■ **Record list**
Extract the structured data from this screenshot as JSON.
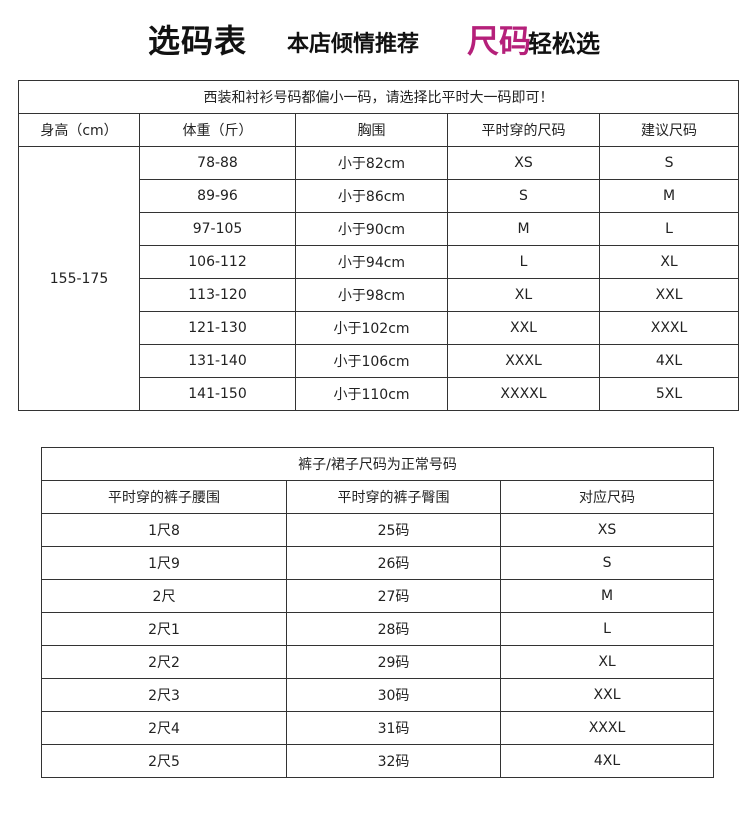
{
  "header": {
    "title": "选码表",
    "subtitle": "本店倾情推荐",
    "highlight": "尺码",
    "tail": "轻松选",
    "highlight_color": "#b5207a"
  },
  "tops": {
    "note": "西装和衬衫号码都偏小一码，请选择比平时大一码即可！",
    "columns": [
      "身高（cm）",
      "体重（斤）",
      "胸围",
      "平时穿的尺码",
      "建议尺码"
    ],
    "height": "155-175",
    "rows": [
      [
        "78-88",
        "小于82cm",
        "XS",
        "S"
      ],
      [
        "89-96",
        "小于86cm",
        "S",
        "M"
      ],
      [
        "97-105",
        "小于90cm",
        "M",
        "L"
      ],
      [
        "106-112",
        "小于94cm",
        "L",
        "XL"
      ],
      [
        "113-120",
        "小于98cm",
        "XL",
        "XXL"
      ],
      [
        "121-130",
        "小于102cm",
        "XXL",
        "XXXL"
      ],
      [
        "131-140",
        "小于106cm",
        "XXXL",
        "4XL"
      ],
      [
        "141-150",
        "小于110cm",
        "XXXXL",
        "5XL"
      ]
    ]
  },
  "bottoms": {
    "note": "裤子/裙子尺码为正常号码",
    "columns": [
      "平时穿的裤子腰围",
      "平时穿的裤子臀围",
      "对应尺码"
    ],
    "rows": [
      [
        "1尺8",
        "25码",
        "XS"
      ],
      [
        "1尺9",
        "26码",
        "S"
      ],
      [
        "2尺",
        "27码",
        "M"
      ],
      [
        "2尺1",
        "28码",
        "L"
      ],
      [
        "2尺2",
        "29码",
        "XL"
      ],
      [
        "2尺3",
        "30码",
        "XXL"
      ],
      [
        "2尺4",
        "31码",
        "XXXL"
      ],
      [
        "2尺5",
        "32码",
        "4XL"
      ]
    ]
  }
}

■ **What the task asks**
Above are records with pictures; repeat the records exactly and leave the pictures out.

■ **Task response**
Extract the structured data from this screenshot as JSON.
{
  "header": {
    "title": "选码表",
    "subtitle": "本店倾情推荐",
    "highlight": "尺码",
    "tail": "轻松选",
    "highlight_color": "#b5207a"
  },
  "tops": {
    "note": "西装和衬衫号码都偏小一码，请选择比平时大一码即可！",
    "columns": [
      "身高（cm）",
      "体重（斤）",
      "胸围",
      "平时穿的尺码",
      "建议尺码"
    ],
    "height": "155-175",
    "rows": [
      [
        "78-88",
        "小于82cm",
        "XS",
        "S"
      ],
      [
        "89-96",
        "小于86cm",
        "S",
        "M"
      ],
      [
        "97-105",
        "小于90cm",
        "M",
        "L"
      ],
      [
        "106-112",
        "小于94cm",
        "L",
        "XL"
      ],
      [
        "113-120",
        "小于98cm",
        "XL",
        "XXL"
      ],
      [
        "121-130",
        "小于102cm",
        "XXL",
        "XXXL"
      ],
      [
        "131-140",
        "小于106cm",
        "XXXL",
        "4XL"
      ],
      [
        "141-150",
        "小于110cm",
        "XXXXL",
        "5XL"
      ]
    ]
  },
  "bottoms": {
    "note": "裤子/裙子尺码为正常号码",
    "columns": [
      "平时穿的裤子腰围",
      "平时穿的裤子臀围",
      "对应尺码"
    ],
    "rows": [
      [
        "1尺8",
        "25码",
        "XS"
      ],
      [
        "1尺9",
        "26码",
        "S"
      ],
      [
        "2尺",
        "27码",
        "M"
      ],
      [
        "2尺1",
        "28码",
        "L"
      ],
      [
        "2尺2",
        "29码",
        "XL"
      ],
      [
        "2尺3",
        "30码",
        "XXL"
      ],
      [
        "2尺4",
        "31码",
        "XXXL"
      ],
      [
        "2尺5",
        "32码",
        "4XL"
      ]
    ]
  }
}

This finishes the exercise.